◆ Request
Gather all lines in the records below that include the word "happened".

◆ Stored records
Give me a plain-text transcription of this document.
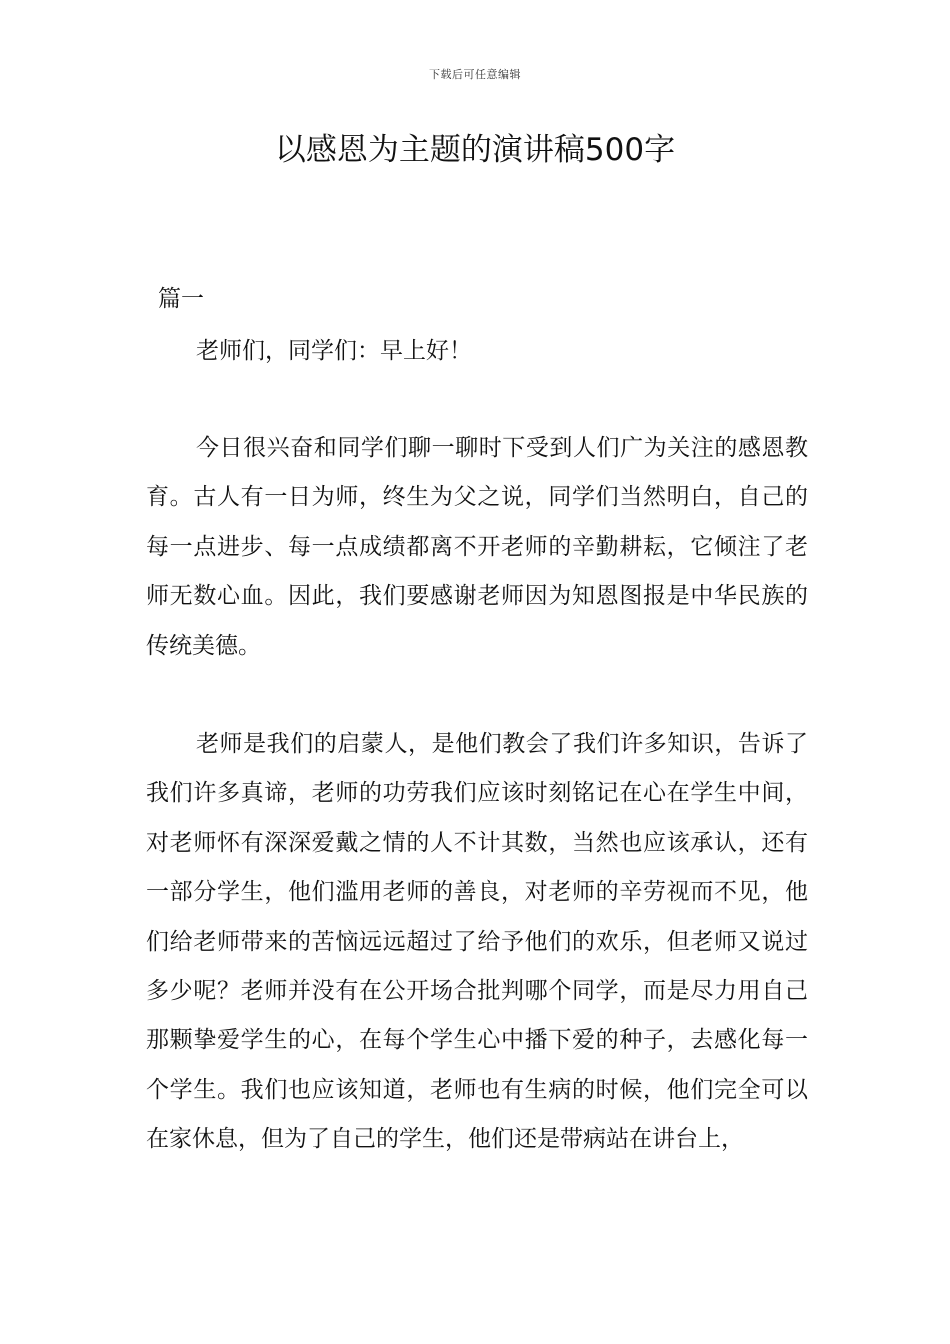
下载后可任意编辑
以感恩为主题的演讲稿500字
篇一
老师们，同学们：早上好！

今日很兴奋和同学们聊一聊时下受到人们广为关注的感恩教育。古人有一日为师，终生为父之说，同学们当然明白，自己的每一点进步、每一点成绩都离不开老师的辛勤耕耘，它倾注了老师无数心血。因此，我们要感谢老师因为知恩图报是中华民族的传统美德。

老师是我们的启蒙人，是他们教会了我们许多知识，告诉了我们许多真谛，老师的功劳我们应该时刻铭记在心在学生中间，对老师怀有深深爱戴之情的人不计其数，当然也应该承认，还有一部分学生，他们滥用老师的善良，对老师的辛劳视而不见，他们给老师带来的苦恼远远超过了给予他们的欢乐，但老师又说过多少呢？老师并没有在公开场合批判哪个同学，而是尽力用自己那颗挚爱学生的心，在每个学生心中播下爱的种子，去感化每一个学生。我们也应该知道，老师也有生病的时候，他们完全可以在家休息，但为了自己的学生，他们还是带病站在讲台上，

...

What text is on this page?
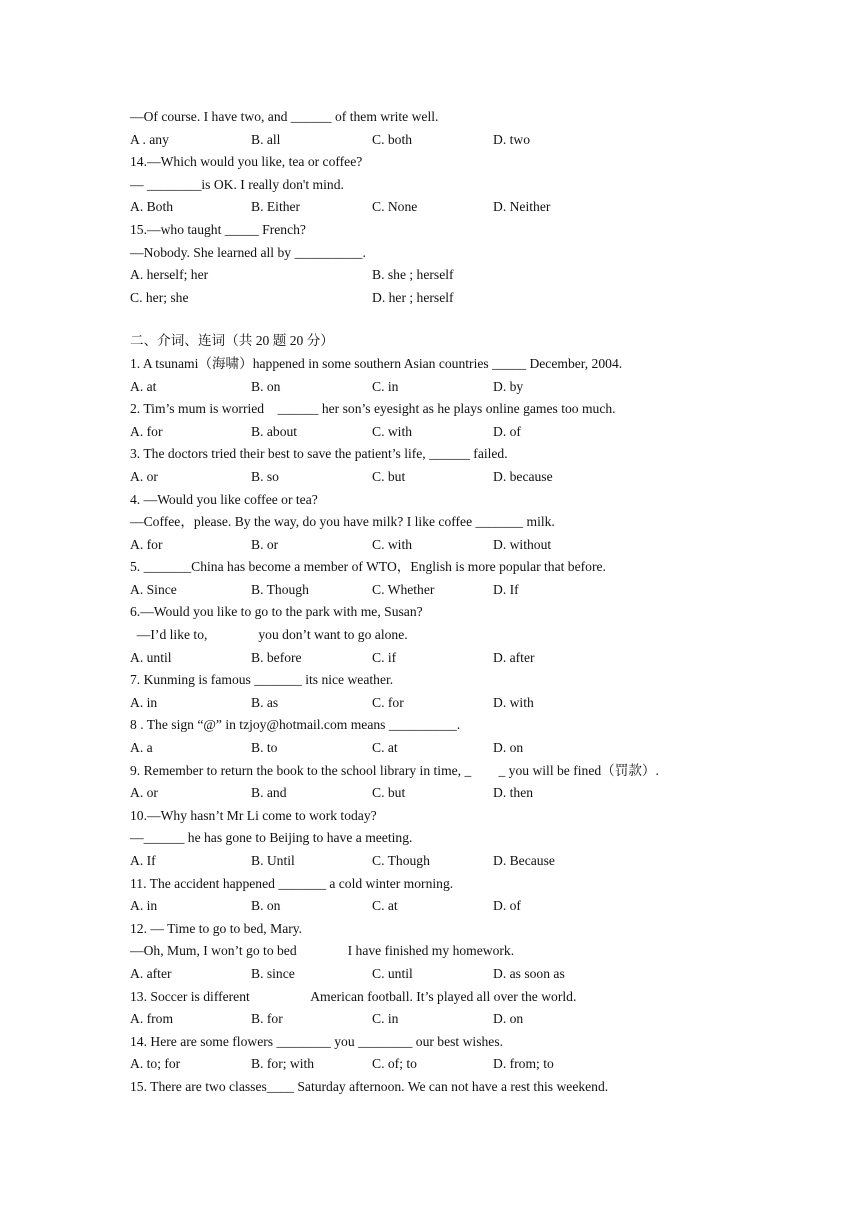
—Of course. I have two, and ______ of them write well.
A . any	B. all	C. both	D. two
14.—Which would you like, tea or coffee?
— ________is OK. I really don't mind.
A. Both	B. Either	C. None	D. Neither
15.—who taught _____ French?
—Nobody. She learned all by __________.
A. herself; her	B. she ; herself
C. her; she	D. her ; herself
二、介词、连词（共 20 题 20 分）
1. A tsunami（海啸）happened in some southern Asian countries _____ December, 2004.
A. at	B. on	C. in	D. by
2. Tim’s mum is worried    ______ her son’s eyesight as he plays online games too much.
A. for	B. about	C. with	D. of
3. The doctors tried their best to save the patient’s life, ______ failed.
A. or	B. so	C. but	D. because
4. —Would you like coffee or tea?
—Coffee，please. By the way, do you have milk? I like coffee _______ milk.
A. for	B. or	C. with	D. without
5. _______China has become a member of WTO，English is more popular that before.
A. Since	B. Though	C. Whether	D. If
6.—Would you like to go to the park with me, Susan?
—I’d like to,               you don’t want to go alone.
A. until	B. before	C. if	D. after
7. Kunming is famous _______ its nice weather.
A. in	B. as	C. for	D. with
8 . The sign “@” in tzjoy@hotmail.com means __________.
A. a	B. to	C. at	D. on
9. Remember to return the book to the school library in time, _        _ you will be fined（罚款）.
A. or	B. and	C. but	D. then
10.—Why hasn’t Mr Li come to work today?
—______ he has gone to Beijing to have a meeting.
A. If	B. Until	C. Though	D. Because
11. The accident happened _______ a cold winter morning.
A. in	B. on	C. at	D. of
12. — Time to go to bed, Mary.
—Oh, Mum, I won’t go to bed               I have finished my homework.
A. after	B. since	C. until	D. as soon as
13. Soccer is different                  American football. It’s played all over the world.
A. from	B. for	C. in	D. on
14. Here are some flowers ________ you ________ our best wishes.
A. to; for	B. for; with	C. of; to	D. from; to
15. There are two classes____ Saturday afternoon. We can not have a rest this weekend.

...

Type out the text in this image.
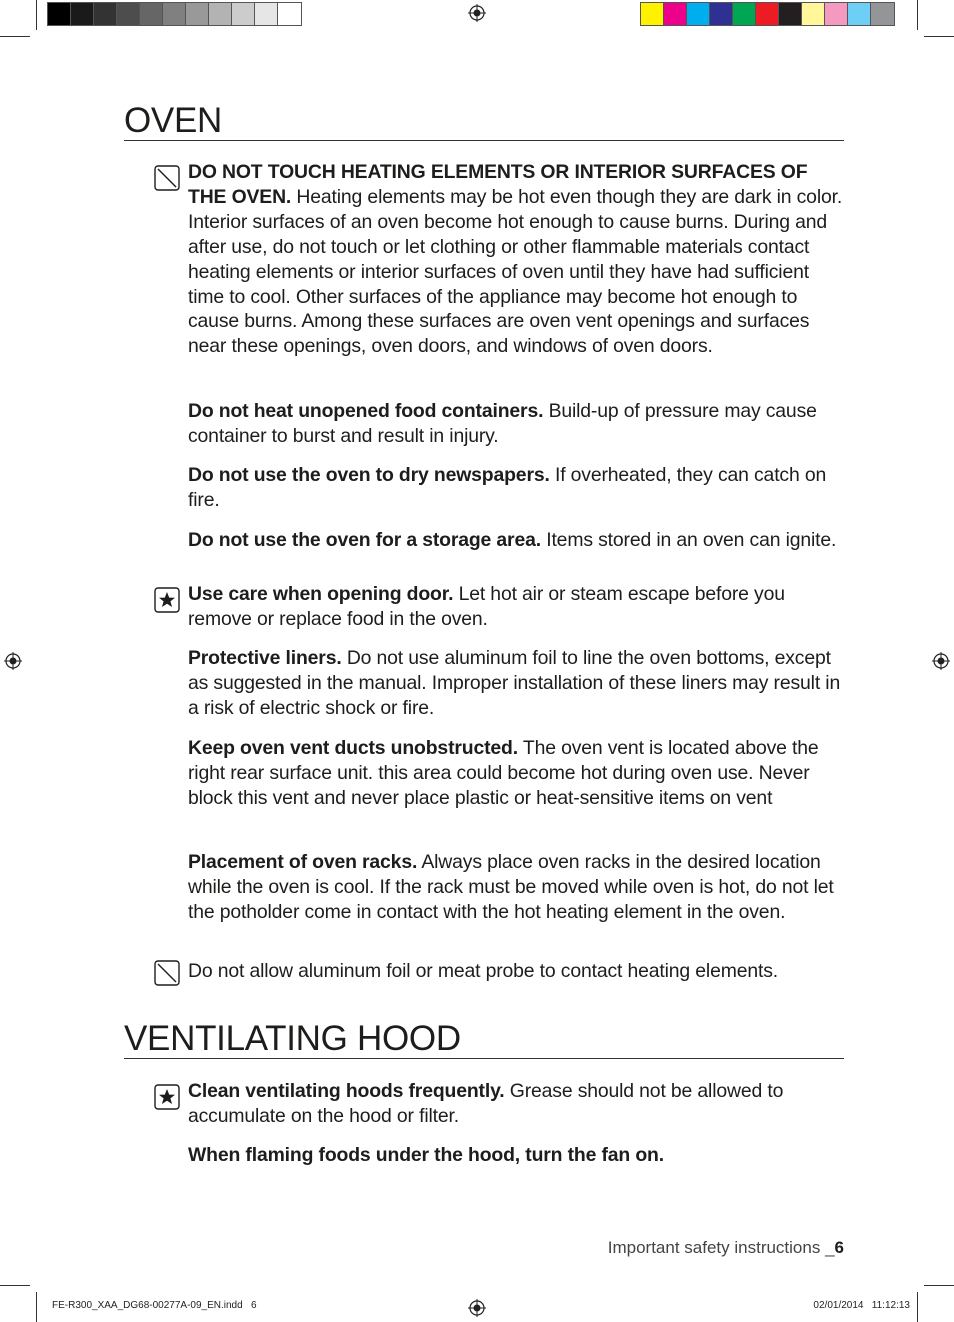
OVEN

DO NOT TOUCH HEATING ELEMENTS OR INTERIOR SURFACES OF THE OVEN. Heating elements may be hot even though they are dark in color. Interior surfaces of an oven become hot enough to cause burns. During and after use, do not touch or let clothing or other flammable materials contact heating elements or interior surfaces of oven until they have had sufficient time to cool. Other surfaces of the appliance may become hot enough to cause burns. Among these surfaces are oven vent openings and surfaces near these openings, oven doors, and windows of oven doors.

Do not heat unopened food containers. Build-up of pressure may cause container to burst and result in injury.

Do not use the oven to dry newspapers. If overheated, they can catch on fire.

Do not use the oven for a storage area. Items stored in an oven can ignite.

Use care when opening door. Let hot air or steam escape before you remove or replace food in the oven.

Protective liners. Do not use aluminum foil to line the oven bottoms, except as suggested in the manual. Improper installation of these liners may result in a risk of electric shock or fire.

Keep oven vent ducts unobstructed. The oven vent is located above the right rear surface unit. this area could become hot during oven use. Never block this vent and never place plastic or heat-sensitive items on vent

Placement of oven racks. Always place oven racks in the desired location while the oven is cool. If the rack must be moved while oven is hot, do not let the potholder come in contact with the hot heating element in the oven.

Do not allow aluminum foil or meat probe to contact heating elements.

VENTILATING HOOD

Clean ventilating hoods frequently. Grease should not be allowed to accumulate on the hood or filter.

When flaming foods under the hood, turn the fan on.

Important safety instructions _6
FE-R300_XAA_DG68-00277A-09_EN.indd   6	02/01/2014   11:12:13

◆ Expected answer
1. A tsunami（海啸）happened in some southern Asian countries _____ December, 2004.
11. The accident happened _______ a cold winter morning.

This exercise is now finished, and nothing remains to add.